**SHORT PROBLEM**
Restate each of the lines given below, word for word.

**DATASET ENTRIES**
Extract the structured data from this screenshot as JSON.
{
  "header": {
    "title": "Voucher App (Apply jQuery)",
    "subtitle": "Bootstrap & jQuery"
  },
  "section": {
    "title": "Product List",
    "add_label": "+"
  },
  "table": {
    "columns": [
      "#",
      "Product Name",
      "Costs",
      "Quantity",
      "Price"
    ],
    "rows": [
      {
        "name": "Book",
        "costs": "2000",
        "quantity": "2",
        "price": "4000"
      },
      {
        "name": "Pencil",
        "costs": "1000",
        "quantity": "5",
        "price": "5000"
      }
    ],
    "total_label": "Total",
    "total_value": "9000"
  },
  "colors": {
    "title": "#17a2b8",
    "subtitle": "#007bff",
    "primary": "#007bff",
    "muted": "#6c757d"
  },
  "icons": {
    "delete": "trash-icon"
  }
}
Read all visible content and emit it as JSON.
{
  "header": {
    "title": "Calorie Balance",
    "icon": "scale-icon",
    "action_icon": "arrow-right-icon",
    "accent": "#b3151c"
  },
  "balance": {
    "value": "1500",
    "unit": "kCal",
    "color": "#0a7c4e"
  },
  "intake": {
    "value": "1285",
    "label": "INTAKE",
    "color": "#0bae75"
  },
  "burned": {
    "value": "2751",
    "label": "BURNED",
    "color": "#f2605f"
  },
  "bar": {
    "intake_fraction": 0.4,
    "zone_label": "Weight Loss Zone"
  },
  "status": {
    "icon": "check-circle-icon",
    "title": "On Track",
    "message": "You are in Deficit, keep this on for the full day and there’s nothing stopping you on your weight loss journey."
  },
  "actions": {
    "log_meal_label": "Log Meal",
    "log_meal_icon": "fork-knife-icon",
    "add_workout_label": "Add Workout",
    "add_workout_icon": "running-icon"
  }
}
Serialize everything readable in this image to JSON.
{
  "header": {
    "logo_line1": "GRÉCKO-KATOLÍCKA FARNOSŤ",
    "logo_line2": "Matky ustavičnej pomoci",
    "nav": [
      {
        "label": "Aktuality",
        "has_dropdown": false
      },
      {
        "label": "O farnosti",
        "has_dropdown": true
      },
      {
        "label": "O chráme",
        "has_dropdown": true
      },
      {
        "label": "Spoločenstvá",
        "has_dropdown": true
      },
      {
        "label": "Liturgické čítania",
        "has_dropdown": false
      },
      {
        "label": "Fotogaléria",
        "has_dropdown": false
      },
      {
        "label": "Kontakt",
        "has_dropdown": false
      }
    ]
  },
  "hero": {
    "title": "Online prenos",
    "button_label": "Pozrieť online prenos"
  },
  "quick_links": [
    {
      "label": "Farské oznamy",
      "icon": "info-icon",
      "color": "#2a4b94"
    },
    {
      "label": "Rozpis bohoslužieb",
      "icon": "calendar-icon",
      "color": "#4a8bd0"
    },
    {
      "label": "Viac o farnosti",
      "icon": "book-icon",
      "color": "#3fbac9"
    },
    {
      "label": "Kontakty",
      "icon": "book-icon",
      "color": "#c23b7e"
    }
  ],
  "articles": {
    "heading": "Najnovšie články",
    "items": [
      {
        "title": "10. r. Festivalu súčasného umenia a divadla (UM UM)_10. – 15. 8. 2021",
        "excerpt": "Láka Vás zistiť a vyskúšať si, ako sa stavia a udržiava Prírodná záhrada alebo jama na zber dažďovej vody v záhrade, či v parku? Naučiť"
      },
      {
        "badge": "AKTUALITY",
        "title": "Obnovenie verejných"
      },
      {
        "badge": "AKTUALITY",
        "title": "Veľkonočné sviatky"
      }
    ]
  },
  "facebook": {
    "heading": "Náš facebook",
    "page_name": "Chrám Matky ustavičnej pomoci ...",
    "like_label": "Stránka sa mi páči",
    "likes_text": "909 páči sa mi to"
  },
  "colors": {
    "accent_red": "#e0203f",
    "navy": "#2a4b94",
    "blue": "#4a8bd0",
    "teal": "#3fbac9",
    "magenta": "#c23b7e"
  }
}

**RESULT**
Extract the structured data from this screenshot as JSON.
{
  "header": {
    "title": "Voucher App (Apply jQuery)",
    "subtitle": "Bootstrap & jQuery"
  },
  "section": {
    "title": "Product List",
    "add_label": "+"
  },
  "table": {
    "columns": [
      "#",
      "Product Name",
      "Costs",
      "Quantity",
      "Price"
    ],
    "rows": [
      {
        "name": "Book",
        "costs": "2000",
        "quantity": "2",
        "price": "4000"
      },
      {
        "name": "Pencil",
        "costs": "1000",
        "quantity": "5",
        "price": "5000"
      }
    ],
    "total_label": "Total",
    "total_value": "9000"
  },
  "colors": {
    "title": "#17a2b8",
    "subtitle": "#007bff",
    "primary": "#007bff",
    "muted": "#6c757d"
  },
  "icons": {
    "delete": "trash-icon"
  }
}
Read all visible content and emit it as JSON.
{
  "header": {
    "title": "Calorie Balance",
    "icon": "scale-icon",
    "action_icon": "arrow-right-icon",
    "accent": "#b3151c"
  },
  "balance": {
    "value": "1500",
    "unit": "kCal",
    "color": "#0a7c4e"
  },
  "intake": {
    "value": "1285",
    "label": "INTAKE",
    "color": "#0bae75"
  },
  "burned": {
    "value": "2751",
    "label": "BURNED",
    "color": "#f2605f"
  },
  "bar": {
    "intake_fraction": 0.4,
    "zone_label": "Weight Loss Zone"
  },
  "status": {
    "icon": "check-circle-icon",
    "title": "On Track",
    "message": "You are in Deficit, keep this on for the full day and there’s nothing stopping you on your weight loss journey."
  },
  "actions": {
    "log_meal_label": "Log Meal",
    "log_meal_icon": "fork-knife-icon",
    "add_workout_label": "Add Workout",
    "add_workout_icon": "running-icon"
  }
}
Serialize everything readable in this image to JSON.
{
  "header": {
    "logo_line1": "GRÉCKO-KATOLÍCKA FARNOSŤ",
    "logo_line2": "Matky ustavičnej pomoci",
    "nav": [
      {
        "label": "Aktuality",
        "has_dropdown": false
      },
      {
        "label": "O farnosti",
        "has_dropdown": true
      },
      {
        "label": "O chráme",
        "has_dropdown": true
      },
      {
        "label": "Spoločenstvá",
        "has_dropdown": true
      },
      {
        "label": "Liturgické čítania",
        "has_dropdown": false
      },
      {
        "label": "Fotogaléria",
        "has_dropdown": false
      },
      {
        "label": "Kontakt",
        "has_dropdown": false
      }
    ]
  },
  "hero": {
    "title": "Online prenos",
    "button_label": "Pozrieť online prenos"
  },
  "quick_links": [
    {
      "label": "Farské oznamy",
      "icon": "info-icon",
      "color": "#2a4b94"
    },
    {
      "label": "Rozpis bohoslužieb",
      "icon": "calendar-icon",
      "color": "#4a8bd0"
    },
    {
      "label": "Viac o farnosti",
      "icon": "book-icon",
      "color": "#3fbac9"
    },
    {
      "label": "Kontakty",
      "icon": "book-icon",
      "color": "#c23b7e"
    }
  ],
  "articles": {
    "heading": "Najnovšie články",
    "items": [
      {
        "title": "10. r. Festivalu súčasného umenia a divadla (UM UM)_10. – 15. 8. 2021",
        "excerpt": "Láka Vás zistiť a vyskúšať si, ako sa stavia a udržiava Prírodná záhrada alebo jama na zber dažďovej vody v záhrade, či v parku? Naučiť"
      },
      {
        "badge": "AKTUALITY",
        "title": "Obnovenie verejných"
      },
      {
        "badge": "AKTUALITY",
        "title": "Veľkonočné sviatky"
      }
    ]
  },
  "facebook": {
    "heading": "Náš facebook",
    "page_name": "Chrám Matky ustavičnej pomoci ...",
    "like_label": "Stránka sa mi páči",
    "likes_text": "909 páči sa mi to"
  },
  "colors": {
    "accent_red": "#e0203f",
    "navy": "#2a4b94",
    "blue": "#4a8bd0",
    "teal": "#3fbac9",
    "magenta": "#c23b7e"
  }
}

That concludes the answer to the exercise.